PROBLEM DESCRIPTION
Return the material exactly as supplied, apart from the pictures, which are omitted.

#### SOURCE DATA

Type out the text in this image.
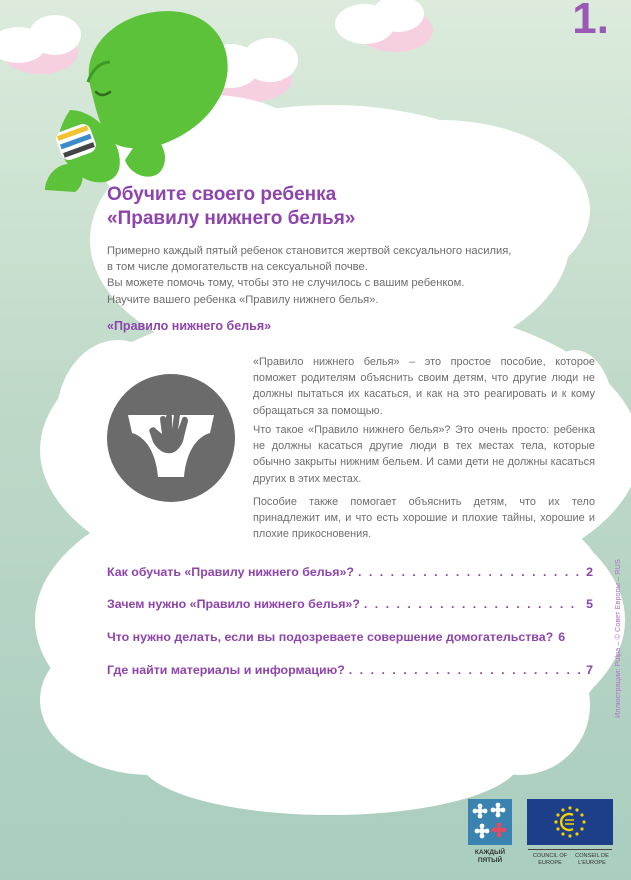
1.
Обучите своего ребенка
«Правилу нижнего белья»

Примерно каждый пятый ребенок становится жертвой сексуального насилия,
в том числе домогательств на сексуальной почве.
Вы можете помочь тому, чтобы это не случилось с вашим ребенком.
Научите вашего ребенка «Правилу нижнего белья».

«Правило нижнего белья»

«Правило нижнего белья» – это простое пособие, которое поможет родителям объяснить своим детям, что другие люди не должны пытаться их касаться, и как на это реагировать и к кому обращаться за помощью.

Что такое «Правило нижнего белья»? Это очень просто: ребенка не должны касаться другие люди в тех местах тела, которые обычно закрыты нижним бельем. И сами дети не должны касаться других в этих местах.

Пособие также помогает объяснить детям, что их тело принадлежит им, и что есть хорошие и плохие тайны, хорошие и плохие прикосновения.

Как обучать «Правилу нижнего белья»? . . .	2
Зачем нужно «Правило нижнего белья»? . . .	5
Что нужно делать, если вы подозреваете совершение домогательства? 6
Где найти материалы и информацию? . . .	7	Иллюстрации: Pulpa – © Совет Европы – RUS
КАЖДЫЙ ПЯТЫЙ
COUNCIL OF EUROPE
CONSEIL DE L'EUROPE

########

ANSWER TO THIS TASK
Type out the text in this image.
1.
Обучите своего ребенка
«Правилу нижнего белья»

Примерно каждый пятый ребенок становится жертвой сексуального насилия,
в том числе домогательств на сексуальной почве.
Вы можете помочь тому, чтобы это не случилось с вашим ребенком.
Научите вашего ребенка «Правилу нижнего белья».

«Правило нижнего белья»

«Правило нижнего белья» – это простое пособие, которое поможет родителям объяснить своим детям, что другие люди не должны пытаться их касаться, и как на это реагировать и к кому обращаться за помощью.

Что такое «Правило нижнего белья»? Это очень просто: ребенка не должны касаться другие люди в тех местах тела, которые обычно закрыты нижним бельем. И сами дети не должны касаться других в этих местах.

Пособие также помогает объяснить детям, что их тело принадлежит им, и что есть хорошие и плохие тайны, хорошие и плохие прикосновения.

Как обучать «Правилу нижнего белья»? . . .	2
Зачем нужно «Правило нижнего белья»? . . .	5
Что нужно делать, если вы подозреваете совершение домогательства? 6
Где найти материалы и информацию? . . .	7	Иллюстрации: Pulpa – © Совет Европы – RUS
КАЖДЫЙ ПЯТЫЙ
COUNCIL OF EUROPE
CONSEIL DE L'EUROPE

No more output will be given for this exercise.